▶ [EXERCISE DESCRIPTION]:
Write out every line of the material exactly as it appears.

··· INFORMATION PROVIDED

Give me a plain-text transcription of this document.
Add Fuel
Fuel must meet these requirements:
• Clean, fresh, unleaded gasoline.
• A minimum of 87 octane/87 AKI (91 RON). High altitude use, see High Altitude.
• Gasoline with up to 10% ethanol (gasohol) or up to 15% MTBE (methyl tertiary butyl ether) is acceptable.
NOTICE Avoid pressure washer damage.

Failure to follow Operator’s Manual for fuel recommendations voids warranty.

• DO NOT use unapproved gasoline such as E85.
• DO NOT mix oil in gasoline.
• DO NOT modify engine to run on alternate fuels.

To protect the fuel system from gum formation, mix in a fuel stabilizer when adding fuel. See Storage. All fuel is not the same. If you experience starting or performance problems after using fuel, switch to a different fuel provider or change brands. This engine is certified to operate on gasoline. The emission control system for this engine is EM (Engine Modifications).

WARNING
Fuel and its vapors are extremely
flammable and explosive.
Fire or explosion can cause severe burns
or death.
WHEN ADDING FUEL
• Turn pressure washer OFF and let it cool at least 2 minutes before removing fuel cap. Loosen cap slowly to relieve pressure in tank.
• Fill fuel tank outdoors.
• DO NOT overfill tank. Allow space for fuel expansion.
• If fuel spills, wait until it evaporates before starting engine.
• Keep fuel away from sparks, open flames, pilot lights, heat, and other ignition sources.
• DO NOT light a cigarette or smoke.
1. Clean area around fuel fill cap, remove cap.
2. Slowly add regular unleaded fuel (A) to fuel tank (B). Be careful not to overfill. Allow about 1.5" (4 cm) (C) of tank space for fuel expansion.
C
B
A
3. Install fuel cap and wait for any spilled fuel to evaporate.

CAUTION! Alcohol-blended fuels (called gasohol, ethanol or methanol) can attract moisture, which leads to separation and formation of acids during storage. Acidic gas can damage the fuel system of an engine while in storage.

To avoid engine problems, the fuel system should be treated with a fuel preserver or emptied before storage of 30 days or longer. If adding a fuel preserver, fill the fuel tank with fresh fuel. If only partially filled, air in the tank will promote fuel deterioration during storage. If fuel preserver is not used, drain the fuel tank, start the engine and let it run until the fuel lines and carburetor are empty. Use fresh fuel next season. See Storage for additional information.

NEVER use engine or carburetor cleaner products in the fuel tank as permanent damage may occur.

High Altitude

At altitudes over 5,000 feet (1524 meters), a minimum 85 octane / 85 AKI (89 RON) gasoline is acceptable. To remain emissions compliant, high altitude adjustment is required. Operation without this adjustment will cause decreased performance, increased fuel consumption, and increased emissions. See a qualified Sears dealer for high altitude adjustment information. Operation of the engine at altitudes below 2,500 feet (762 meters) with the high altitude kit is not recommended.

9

······

▶ [CORRECT ANSWER]:
Give me a plain-text transcription of this document.
Add Fuel
Fuel must meet these requirements:
• Clean, fresh, unleaded gasoline.
• A minimum of 87 octane/87 AKI (91 RON). High altitude use, see High Altitude.
• Gasoline with up to 10% ethanol (gasohol) or up to 15% MTBE (methyl tertiary butyl ether) is acceptable.
NOTICE Avoid pressure washer damage.

Failure to follow Operator’s Manual for fuel recommendations voids warranty.

• DO NOT use unapproved gasoline such as E85.
• DO NOT mix oil in gasoline.
• DO NOT modify engine to run on alternate fuels.

To protect the fuel system from gum formation, mix in a fuel stabilizer when adding fuel. See Storage. All fuel is not the same. If you experience starting or performance problems after using fuel, switch to a different fuel provider or change brands. This engine is certified to operate on gasoline. The emission control system for this engine is EM (Engine Modifications).

WARNING
Fuel and its vapors are extremely
flammable and explosive.
Fire or explosion can cause severe burns
or death.
WHEN ADDING FUEL
• Turn pressure washer OFF and let it cool at least 2 minutes before removing fuel cap. Loosen cap slowly to relieve pressure in tank.
• Fill fuel tank outdoors.
• DO NOT overfill tank. Allow space for fuel expansion.
• If fuel spills, wait until it evaporates before starting engine.
• Keep fuel away from sparks, open flames, pilot lights, heat, and other ignition sources.
• DO NOT light a cigarette or smoke.
1. Clean area around fuel fill cap, remove cap.
2. Slowly add regular unleaded fuel (A) to fuel tank (B). Be careful not to overfill. Allow about 1.5" (4 cm) (C) of tank space for fuel expansion.
C
B
A
3. Install fuel cap and wait for any spilled fuel to evaporate.

CAUTION! Alcohol-blended fuels (called gasohol, ethanol or methanol) can attract moisture, which leads to separation and formation of acids during storage. Acidic gas can damage the fuel system of an engine while in storage.

To avoid engine problems, the fuel system should be treated with a fuel preserver or emptied before storage of 30 days or longer. If adding a fuel preserver, fill the fuel tank with fresh fuel. If only partially filled, air in the tank will promote fuel deterioration during storage. If fuel preserver is not used, drain the fuel tank, start the engine and let it run until the fuel lines and carburetor are empty. Use fresh fuel next season. See Storage for additional information.

NEVER use engine or carburetor cleaner products in the fuel tank as permanent damage may occur.

High Altitude

At altitudes over 5,000 feet (1524 meters), a minimum 85 octane / 85 AKI (89 RON) gasoline is acceptable. To remain emissions compliant, high altitude adjustment is required. Operation without this adjustment will cause decreased performance, increased fuel consumption, and increased emissions. See a qualified Sears dealer for high altitude adjustment information. Operation of the engine at altitudes below 2,500 feet (762 meters) with the high altitude kit is not recommended.

9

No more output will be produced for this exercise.